• Required task
Repeat each entry as written, dropping any picture you find.

• Entries
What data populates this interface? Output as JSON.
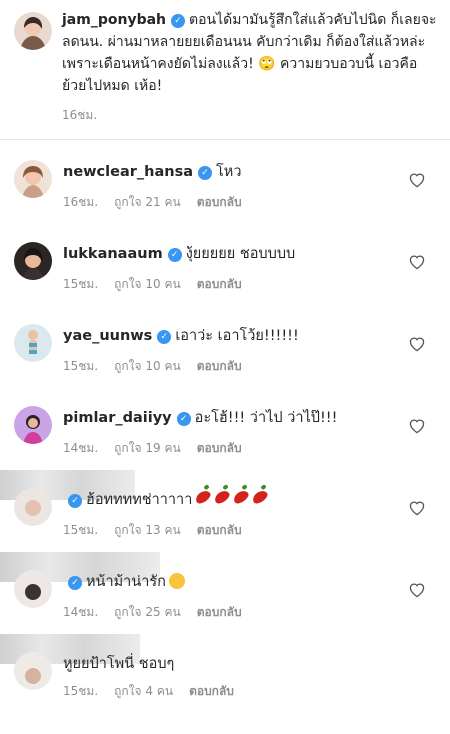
{
  "caption": {
    "username": "jam_ponybah",
    "text": "ตอนได้มามันรู้สึกใส่แล้วคับไปนิด ก็เลยจะลดนน. ผ่านมาหลายยยเดือนนน คับกว่าเดิม ก็ต้องใส่แล้วหล่ะ เพราะเดือนหน้าคงยัดไม่ลงแล้ว! 🙄 ความยวบอวบนี้ เอวคือย้วยไปหมด เห้อ!",
    "time": "16ชม."
  },
  "comments": [
    {
      "username": "newclear_hansa",
      "text": "โหว",
      "time": "16ชม.",
      "likes": "ถูกใจ 21 คน",
      "reply": "ตอบกลับ"
    },
    {
      "username": "lukkanaaum",
      "text": "งุ้ยยยยย ชอบบบบ",
      "time": "15ชม.",
      "likes": "ถูกใจ 10 คน",
      "reply": "ตอบกลับ"
    },
    {
      "username": "yae_uunws",
      "text": "เอาว่ะ เอาโว้ย!!!!!!",
      "time": "15ชม.",
      "likes": "ถูกใจ 10 คน",
      "reply": "ตอบกลับ"
    },
    {
      "username": "pimlar_daiiyy",
      "text": "อะโฮ้!!! ว่าไป ว่าไป๊!!!",
      "time": "14ชม.",
      "likes": "ถูกใจ 19 คน",
      "reply": "ตอบกลับ"
    },
    {
      "username": "",
      "text": "ฮ้อททททช่าาาาา",
      "time": "15ชม.",
      "likes": "ถูกใจ 13 คน",
      "reply": "ตอบกลับ"
    },
    {
      "username": "",
      "text": "หน้าม้าน่ารัก",
      "time": "14ชม.",
      "likes": "ถูกใจ 25 คน",
      "reply": "ตอบกลับ"
    },
    {
      "username": "",
      "text": "หูยยป้าโพนี่ ชอบๆ",
      "time": "15ชม.",
      "likes": "ถูกใจ 4 คน",
      "reply": "ตอบกลับ"
    }
  ],
  "colors": {
    "verified": "#3897f0",
    "meta": "#8e8e8e",
    "text": "#262626"
  },
  "icons": {
    "verified": "verified-badge-icon",
    "like": "heart-outline-icon"
  }
}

• Response for this exercise
What data populates this interface? Output as JSON.
{
  "caption": {
    "username": "jam_ponybah",
    "text": "ตอนได้มามันรู้สึกใส่แล้วคับไปนิด ก็เลยจะลดนน. ผ่านมาหลายยยเดือนนน คับกว่าเดิม ก็ต้องใส่แล้วหล่ะ เพราะเดือนหน้าคงยัดไม่ลงแล้ว! 🙄 ความยวบอวบนี้ เอวคือย้วยไปหมด เห้อ!",
    "time": "16ชม."
  },
  "comments": [
    {
      "username": "newclear_hansa",
      "text": "โหว",
      "time": "16ชม.",
      "likes": "ถูกใจ 21 คน",
      "reply": "ตอบกลับ"
    },
    {
      "username": "lukkanaaum",
      "text": "งุ้ยยยยย ชอบบบบ",
      "time": "15ชม.",
      "likes": "ถูกใจ 10 คน",
      "reply": "ตอบกลับ"
    },
    {
      "username": "yae_uunws",
      "text": "เอาว่ะ เอาโว้ย!!!!!!",
      "time": "15ชม.",
      "likes": "ถูกใจ 10 คน",
      "reply": "ตอบกลับ"
    },
    {
      "username": "pimlar_daiiyy",
      "text": "อะโฮ้!!! ว่าไป ว่าไป๊!!!",
      "time": "14ชม.",
      "likes": "ถูกใจ 19 คน",
      "reply": "ตอบกลับ"
    },
    {
      "username": "",
      "text": "ฮ้อททททช่าาาาา",
      "time": "15ชม.",
      "likes": "ถูกใจ 13 คน",
      "reply": "ตอบกลับ"
    },
    {
      "username": "",
      "text": "หน้าม้าน่ารัก",
      "time": "14ชม.",
      "likes": "ถูกใจ 25 คน",
      "reply": "ตอบกลับ"
    },
    {
      "username": "",
      "text": "หูยยป้าโพนี่ ชอบๆ",
      "time": "15ชม.",
      "likes": "ถูกใจ 4 คน",
      "reply": "ตอบกลับ"
    }
  ],
  "colors": {
    "verified": "#3897f0",
    "meta": "#8e8e8e",
    "text": "#262626"
  },
  "icons": {
    "verified": "verified-badge-icon",
    "like": "heart-outline-icon"
  }
}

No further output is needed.